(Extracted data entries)
## start

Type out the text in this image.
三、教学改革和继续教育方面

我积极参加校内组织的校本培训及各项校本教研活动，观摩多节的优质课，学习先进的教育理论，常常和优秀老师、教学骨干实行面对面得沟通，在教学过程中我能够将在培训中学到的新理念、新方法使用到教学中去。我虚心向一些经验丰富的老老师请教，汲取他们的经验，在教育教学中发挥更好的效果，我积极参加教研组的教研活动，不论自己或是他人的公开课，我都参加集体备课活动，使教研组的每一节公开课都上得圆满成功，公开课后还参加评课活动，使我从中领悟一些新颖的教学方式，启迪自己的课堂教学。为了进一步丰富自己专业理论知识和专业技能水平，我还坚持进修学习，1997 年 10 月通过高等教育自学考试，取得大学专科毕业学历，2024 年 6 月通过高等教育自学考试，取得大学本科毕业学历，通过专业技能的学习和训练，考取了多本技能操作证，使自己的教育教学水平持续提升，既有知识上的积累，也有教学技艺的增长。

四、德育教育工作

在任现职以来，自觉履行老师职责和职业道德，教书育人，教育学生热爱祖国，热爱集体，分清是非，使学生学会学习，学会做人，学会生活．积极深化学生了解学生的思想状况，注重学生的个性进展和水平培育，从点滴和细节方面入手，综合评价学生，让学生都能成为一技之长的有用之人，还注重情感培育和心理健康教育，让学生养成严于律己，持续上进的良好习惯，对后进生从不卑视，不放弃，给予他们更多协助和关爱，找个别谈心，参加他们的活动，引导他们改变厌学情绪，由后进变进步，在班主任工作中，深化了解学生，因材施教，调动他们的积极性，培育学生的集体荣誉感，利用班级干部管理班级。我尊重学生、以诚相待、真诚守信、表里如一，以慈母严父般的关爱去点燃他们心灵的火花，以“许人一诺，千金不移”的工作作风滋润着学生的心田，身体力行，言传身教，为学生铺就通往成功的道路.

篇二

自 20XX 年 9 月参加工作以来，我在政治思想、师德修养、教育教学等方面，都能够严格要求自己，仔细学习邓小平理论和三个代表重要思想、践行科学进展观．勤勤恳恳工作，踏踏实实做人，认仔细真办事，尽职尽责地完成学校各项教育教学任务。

## end
## start

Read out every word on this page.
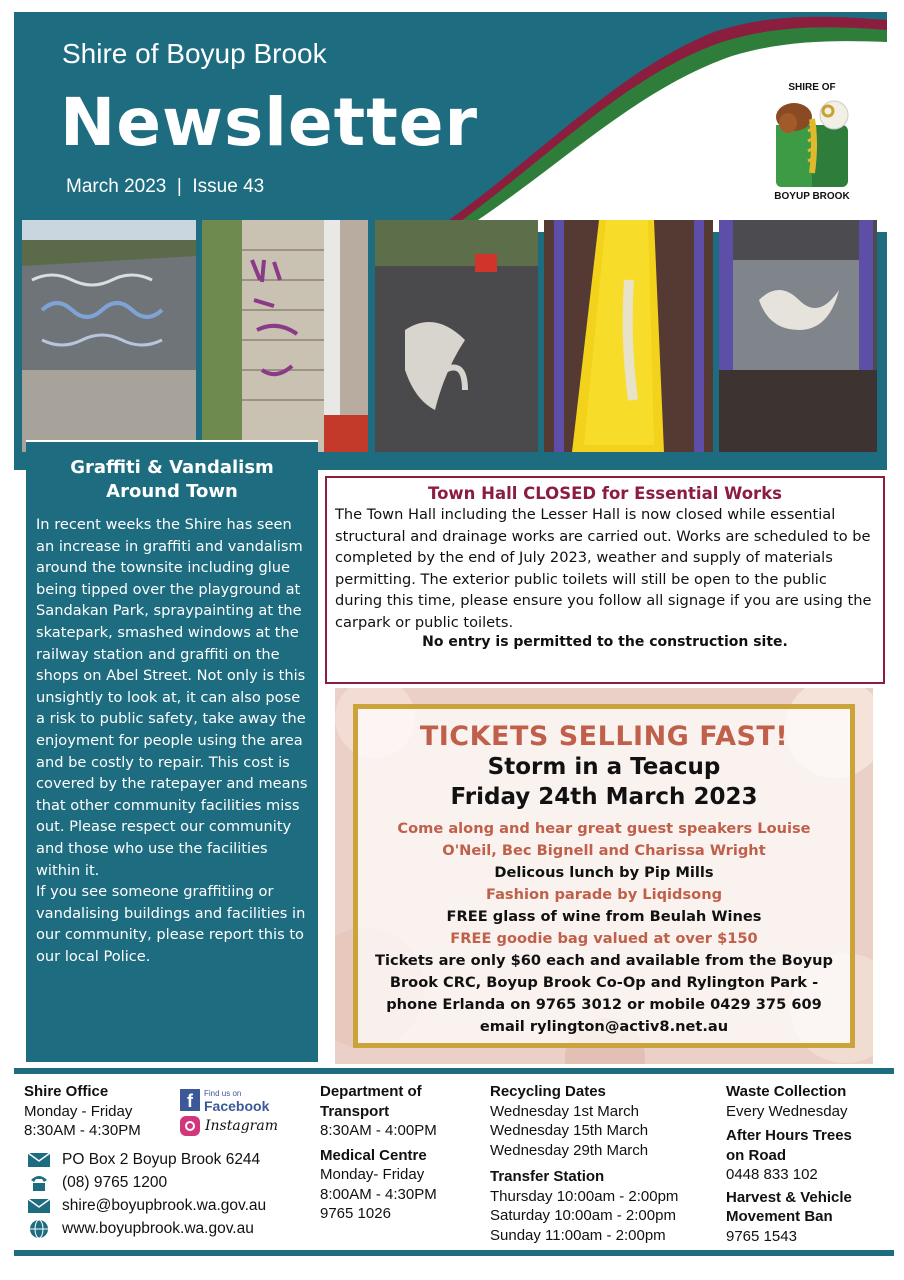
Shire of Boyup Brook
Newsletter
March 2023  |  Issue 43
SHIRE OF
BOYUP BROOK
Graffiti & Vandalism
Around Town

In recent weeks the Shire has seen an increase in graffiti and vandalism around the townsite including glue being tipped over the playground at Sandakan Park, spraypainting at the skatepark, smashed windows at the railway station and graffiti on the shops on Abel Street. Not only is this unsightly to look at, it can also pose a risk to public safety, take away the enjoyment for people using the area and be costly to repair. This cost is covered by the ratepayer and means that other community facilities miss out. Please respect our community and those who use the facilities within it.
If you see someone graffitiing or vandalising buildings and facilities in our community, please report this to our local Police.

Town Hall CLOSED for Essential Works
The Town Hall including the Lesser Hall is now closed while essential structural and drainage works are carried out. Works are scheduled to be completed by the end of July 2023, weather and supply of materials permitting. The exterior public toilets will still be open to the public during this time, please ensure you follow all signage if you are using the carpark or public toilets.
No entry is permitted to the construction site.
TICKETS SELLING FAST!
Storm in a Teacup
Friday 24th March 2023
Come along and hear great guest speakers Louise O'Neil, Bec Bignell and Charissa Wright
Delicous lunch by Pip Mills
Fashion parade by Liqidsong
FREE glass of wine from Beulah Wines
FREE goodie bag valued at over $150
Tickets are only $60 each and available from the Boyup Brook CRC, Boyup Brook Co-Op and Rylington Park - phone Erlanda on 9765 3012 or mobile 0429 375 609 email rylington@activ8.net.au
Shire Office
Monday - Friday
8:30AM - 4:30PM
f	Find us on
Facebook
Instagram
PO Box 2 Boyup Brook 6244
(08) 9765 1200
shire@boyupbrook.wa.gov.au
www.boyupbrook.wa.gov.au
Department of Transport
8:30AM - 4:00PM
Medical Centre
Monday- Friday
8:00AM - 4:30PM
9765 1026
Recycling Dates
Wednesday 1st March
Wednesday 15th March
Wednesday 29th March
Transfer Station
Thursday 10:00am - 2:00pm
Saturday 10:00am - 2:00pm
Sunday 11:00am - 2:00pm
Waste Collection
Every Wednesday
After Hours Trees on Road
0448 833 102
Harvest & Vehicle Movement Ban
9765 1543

## end

→ **Exercise goal**
In the material above, find each line that contains the word "Wednesday", and select it.

→ **Solution to this problem**
Wednesday 1st March
Wednesday 15th March
Wednesday 29th March
Every Wednesday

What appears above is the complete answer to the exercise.